Exercise requirements: Send each entry back exactly as given, pictures excluded.

[Figure data in JSON]

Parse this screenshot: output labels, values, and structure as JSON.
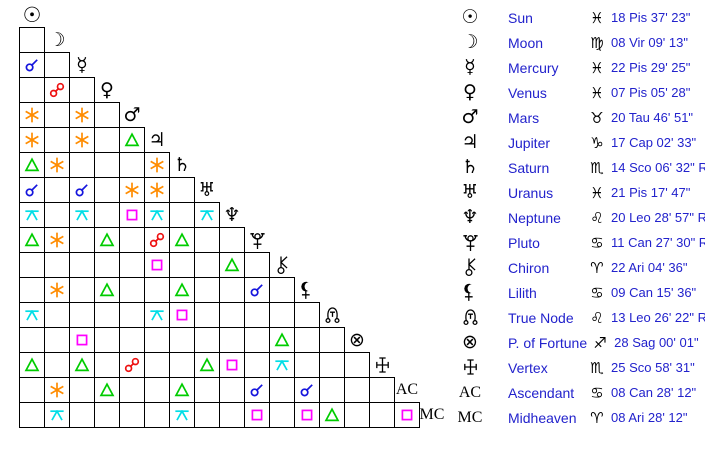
{
  "colors": {
    "conjunction": "#1515dd",
    "opposition": "#ee1111",
    "sextile": "#ff8c00",
    "trine": "#00cc00",
    "square": "#ff00ff",
    "quincunx": "#00dde6",
    "table_text": "#2222cc",
    "glyph": "#000000",
    "grid_line": "#000000"
  },
  "aspect_legend": {
    "c": "conjunction",
    "o": "opposition",
    "sx": "sextile",
    "t": "trine",
    "sq": "square",
    "q": "quincunx"
  },
  "grid": {
    "glyphs": {
      "sun": "☉",
      "moon": "☽",
      "mercury": "☿",
      "venus": "♀",
      "mars": "♂",
      "jupiter": "♃",
      "saturn": "♄",
      "uranus": "♅",
      "neptune": "♆",
      "pluto": null,
      "chiron": null,
      "lilith": null,
      "node": null,
      "fortune": "⊗",
      "vertex": null,
      "ac": "AC",
      "mc": "MC"
    },
    "rows": [
      {
        "planet": "sun",
        "cells": []
      },
      {
        "planet": "moon",
        "cells": [
          null
        ]
      },
      {
        "planet": "mercury",
        "cells": [
          "c",
          null
        ]
      },
      {
        "planet": "venus",
        "cells": [
          null,
          "o",
          null
        ]
      },
      {
        "planet": "mars",
        "cells": [
          "sx",
          null,
          "sx",
          null
        ]
      },
      {
        "planet": "jupiter",
        "cells": [
          "sx",
          null,
          "sx",
          null,
          "t"
        ]
      },
      {
        "planet": "saturn",
        "cells": [
          "t",
          "sx",
          null,
          null,
          null,
          "sx"
        ]
      },
      {
        "planet": "uranus",
        "cells": [
          "c",
          null,
          "c",
          null,
          "sx",
          "sx",
          null
        ]
      },
      {
        "planet": "neptune",
        "cells": [
          "q",
          null,
          "q",
          null,
          "sq",
          "q",
          null,
          "q"
        ]
      },
      {
        "planet": "pluto",
        "cells": [
          "t",
          "sx",
          null,
          "t",
          null,
          "o",
          "t",
          null,
          null
        ]
      },
      {
        "planet": "chiron",
        "cells": [
          null,
          null,
          null,
          null,
          null,
          "sq",
          null,
          null,
          "t",
          null
        ]
      },
      {
        "planet": "lilith",
        "cells": [
          null,
          "sx",
          null,
          "t",
          null,
          null,
          "t",
          null,
          null,
          "c",
          null
        ]
      },
      {
        "planet": "node",
        "cells": [
          "q",
          null,
          null,
          null,
          null,
          "q",
          "sq",
          null,
          null,
          null,
          null,
          null
        ]
      },
      {
        "planet": "fortune",
        "cells": [
          null,
          null,
          "sq",
          null,
          null,
          null,
          null,
          null,
          null,
          null,
          "t",
          null,
          null
        ]
      },
      {
        "planet": "vertex",
        "cells": [
          "t",
          null,
          "t",
          null,
          "o",
          null,
          null,
          "t",
          "sq",
          null,
          "q",
          null,
          null,
          null
        ]
      },
      {
        "planet": "ac",
        "cells": [
          null,
          "sx",
          null,
          "t",
          null,
          null,
          "t",
          null,
          null,
          "c",
          null,
          "c",
          null,
          null,
          null
        ]
      },
      {
        "planet": "mc",
        "cells": [
          null,
          "q",
          null,
          null,
          null,
          null,
          "q",
          null,
          null,
          "sq",
          null,
          "sq",
          "t",
          null,
          null,
          "sq"
        ]
      }
    ]
  },
  "table": {
    "rows": [
      {
        "id": "sun",
        "glyph": "☉",
        "name": "Sun",
        "sign_glyph": "♓",
        "position": "18 Pis 37' 23\""
      },
      {
        "id": "moon",
        "glyph": "☽",
        "name": "Moon",
        "sign_glyph": "♍",
        "position": "08 Vir 09' 13\""
      },
      {
        "id": "mercury",
        "glyph": "☿",
        "name": "Mercury",
        "sign_glyph": "♓",
        "position": "22 Pis 29' 25\""
      },
      {
        "id": "venus",
        "glyph": "♀",
        "name": "Venus",
        "sign_glyph": "♓",
        "position": "07 Pis 05' 28\""
      },
      {
        "id": "mars",
        "glyph": "♂",
        "name": "Mars",
        "sign_glyph": "♉",
        "position": "20 Tau 46' 51\""
      },
      {
        "id": "jupiter",
        "glyph": "♃",
        "name": "Jupiter",
        "sign_glyph": "♑",
        "position": "17 Cap 02' 33\""
      },
      {
        "id": "saturn",
        "glyph": "♄",
        "name": "Saturn",
        "sign_glyph": "♏",
        "position": "14 Sco 06' 32\" R"
      },
      {
        "id": "uranus",
        "glyph": "♅",
        "name": "Uranus",
        "sign_glyph": "♓",
        "position": "21 Pis 17' 47\""
      },
      {
        "id": "neptune",
        "glyph": "♆",
        "name": "Neptune",
        "sign_glyph": "♌",
        "position": "20 Leo 28' 57\" R"
      },
      {
        "id": "pluto",
        "glyph": null,
        "name": "Pluto",
        "sign_glyph": "♋",
        "position": "11 Can 27' 30\" R"
      },
      {
        "id": "chiron",
        "glyph": null,
        "name": "Chiron",
        "sign_glyph": "♈",
        "position": "22 Ari 04' 36\""
      },
      {
        "id": "lilith",
        "glyph": null,
        "name": "Lilith",
        "sign_glyph": "♋",
        "position": "09 Can 15' 36\""
      },
      {
        "id": "node",
        "glyph": null,
        "name": "True Node",
        "sign_glyph": "♌",
        "position": "13 Leo 26' 22\" R"
      },
      {
        "id": "fortune",
        "glyph": "⊗",
        "name": "P. of Fortune",
        "sign_glyph": "♐",
        "position": "28 Sag 00' 01\""
      },
      {
        "id": "vertex",
        "glyph": null,
        "name": "Vertex",
        "sign_glyph": "♏",
        "position": "25 Sco 58' 31\""
      },
      {
        "id": "ac",
        "glyph": "AC",
        "name": "Ascendant",
        "sign_glyph": "♋",
        "position": "08 Can 28' 12\""
      },
      {
        "id": "mc",
        "glyph": "MC",
        "name": "Midheaven",
        "sign_glyph": "♈",
        "position": "08 Ari 28' 12\""
      }
    ]
  }
}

Result for this exercise:
Parse this screenshot: output labels, values, and structure as JSON.
{
  "colors": {
    "conjunction": "#1515dd",
    "opposition": "#ee1111",
    "sextile": "#ff8c00",
    "trine": "#00cc00",
    "square": "#ff00ff",
    "quincunx": "#00dde6",
    "table_text": "#2222cc",
    "glyph": "#000000",
    "grid_line": "#000000"
  },
  "aspect_legend": {
    "c": "conjunction",
    "o": "opposition",
    "sx": "sextile",
    "t": "trine",
    "sq": "square",
    "q": "quincunx"
  },
  "grid": {
    "glyphs": {
      "sun": "☉",
      "moon": "☽",
      "mercury": "☿",
      "venus": "♀",
      "mars": "♂",
      "jupiter": "♃",
      "saturn": "♄",
      "uranus": "♅",
      "neptune": "♆",
      "pluto": null,
      "chiron": null,
      "lilith": null,
      "node": null,
      "fortune": "⊗",
      "vertex": null,
      "ac": "AC",
      "mc": "MC"
    },
    "rows": [
      {
        "planet": "sun",
        "cells": []
      },
      {
        "planet": "moon",
        "cells": [
          null
        ]
      },
      {
        "planet": "mercury",
        "cells": [
          "c",
          null
        ]
      },
      {
        "planet": "venus",
        "cells": [
          null,
          "o",
          null
        ]
      },
      {
        "planet": "mars",
        "cells": [
          "sx",
          null,
          "sx",
          null
        ]
      },
      {
        "planet": "jupiter",
        "cells": [
          "sx",
          null,
          "sx",
          null,
          "t"
        ]
      },
      {
        "planet": "saturn",
        "cells": [
          "t",
          "sx",
          null,
          null,
          null,
          "sx"
        ]
      },
      {
        "planet": "uranus",
        "cells": [
          "c",
          null,
          "c",
          null,
          "sx",
          "sx",
          null
        ]
      },
      {
        "planet": "neptune",
        "cells": [
          "q",
          null,
          "q",
          null,
          "sq",
          "q",
          null,
          "q"
        ]
      },
      {
        "planet": "pluto",
        "cells": [
          "t",
          "sx",
          null,
          "t",
          null,
          "o",
          "t",
          null,
          null
        ]
      },
      {
        "planet": "chiron",
        "cells": [
          null,
          null,
          null,
          null,
          null,
          "sq",
          null,
          null,
          "t",
          null
        ]
      },
      {
        "planet": "lilith",
        "cells": [
          null,
          "sx",
          null,
          "t",
          null,
          null,
          "t",
          null,
          null,
          "c",
          null
        ]
      },
      {
        "planet": "node",
        "cells": [
          "q",
          null,
          null,
          null,
          null,
          "q",
          "sq",
          null,
          null,
          null,
          null,
          null
        ]
      },
      {
        "planet": "fortune",
        "cells": [
          null,
          null,
          "sq",
          null,
          null,
          null,
          null,
          null,
          null,
          null,
          "t",
          null,
          null
        ]
      },
      {
        "planet": "vertex",
        "cells": [
          "t",
          null,
          "t",
          null,
          "o",
          null,
          null,
          "t",
          "sq",
          null,
          "q",
          null,
          null,
          null
        ]
      },
      {
        "planet": "ac",
        "cells": [
          null,
          "sx",
          null,
          "t",
          null,
          null,
          "t",
          null,
          null,
          "c",
          null,
          "c",
          null,
          null,
          null
        ]
      },
      {
        "planet": "mc",
        "cells": [
          null,
          "q",
          null,
          null,
          null,
          null,
          "q",
          null,
          null,
          "sq",
          null,
          "sq",
          "t",
          null,
          null,
          "sq"
        ]
      }
    ]
  },
  "table": {
    "rows": [
      {
        "id": "sun",
        "glyph": "☉",
        "name": "Sun",
        "sign_glyph": "♓",
        "position": "18 Pis 37' 23\""
      },
      {
        "id": "moon",
        "glyph": "☽",
        "name": "Moon",
        "sign_glyph": "♍",
        "position": "08 Vir 09' 13\""
      },
      {
        "id": "mercury",
        "glyph": "☿",
        "name": "Mercury",
        "sign_glyph": "♓",
        "position": "22 Pis 29' 25\""
      },
      {
        "id": "venus",
        "glyph": "♀",
        "name": "Venus",
        "sign_glyph": "♓",
        "position": "07 Pis 05' 28\""
      },
      {
        "id": "mars",
        "glyph": "♂",
        "name": "Mars",
        "sign_glyph": "♉",
        "position": "20 Tau 46' 51\""
      },
      {
        "id": "jupiter",
        "glyph": "♃",
        "name": "Jupiter",
        "sign_glyph": "♑",
        "position": "17 Cap 02' 33\""
      },
      {
        "id": "saturn",
        "glyph": "♄",
        "name": "Saturn",
        "sign_glyph": "♏",
        "position": "14 Sco 06' 32\" R"
      },
      {
        "id": "uranus",
        "glyph": "♅",
        "name": "Uranus",
        "sign_glyph": "♓",
        "position": "21 Pis 17' 47\""
      },
      {
        "id": "neptune",
        "glyph": "♆",
        "name": "Neptune",
        "sign_glyph": "♌",
        "position": "20 Leo 28' 57\" R"
      },
      {
        "id": "pluto",
        "glyph": null,
        "name": "Pluto",
        "sign_glyph": "♋",
        "position": "11 Can 27' 30\" R"
      },
      {
        "id": "chiron",
        "glyph": null,
        "name": "Chiron",
        "sign_glyph": "♈",
        "position": "22 Ari 04' 36\""
      },
      {
        "id": "lilith",
        "glyph": null,
        "name": "Lilith",
        "sign_glyph": "♋",
        "position": "09 Can 15' 36\""
      },
      {
        "id": "node",
        "glyph": null,
        "name": "True Node",
        "sign_glyph": "♌",
        "position": "13 Leo 26' 22\" R"
      },
      {
        "id": "fortune",
        "glyph": "⊗",
        "name": "P. of Fortune",
        "sign_glyph": "♐",
        "position": "28 Sag 00' 01\""
      },
      {
        "id": "vertex",
        "glyph": null,
        "name": "Vertex",
        "sign_glyph": "♏",
        "position": "25 Sco 58' 31\""
      },
      {
        "id": "ac",
        "glyph": "AC",
        "name": "Ascendant",
        "sign_glyph": "♋",
        "position": "08 Can 28' 12\""
      },
      {
        "id": "mc",
        "glyph": "MC",
        "name": "Midheaven",
        "sign_glyph": "♈",
        "position": "08 Ari 28' 12\""
      }
    ]
  }
}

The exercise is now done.